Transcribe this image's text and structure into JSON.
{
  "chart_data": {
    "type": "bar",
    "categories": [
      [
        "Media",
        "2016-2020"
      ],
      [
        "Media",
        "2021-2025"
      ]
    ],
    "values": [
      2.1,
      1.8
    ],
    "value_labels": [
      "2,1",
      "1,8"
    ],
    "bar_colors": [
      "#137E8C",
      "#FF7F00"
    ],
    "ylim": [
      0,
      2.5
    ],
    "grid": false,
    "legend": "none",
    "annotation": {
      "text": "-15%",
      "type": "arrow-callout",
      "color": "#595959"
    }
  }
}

Exercise description =
Extract all of the data shown above and repeat it verbatim.

Written solution =
Transcribe this image's text and structure into JSON.
{
  "chart_data": {
    "type": "bar",
    "categories": [
      [
        "Media",
        "2016-2020"
      ],
      [
        "Media",
        "2021-2025"
      ]
    ],
    "values": [
      2.1,
      1.8
    ],
    "value_labels": [
      "2,1",
      "1,8"
    ],
    "bar_colors": [
      "#137E8C",
      "#FF7F00"
    ],
    "ylim": [
      0,
      2.5
    ],
    "grid": false,
    "legend": "none",
    "annotation": {
      "text": "-15%",
      "type": "arrow-callout",
      "color": "#595959"
    }
  }
}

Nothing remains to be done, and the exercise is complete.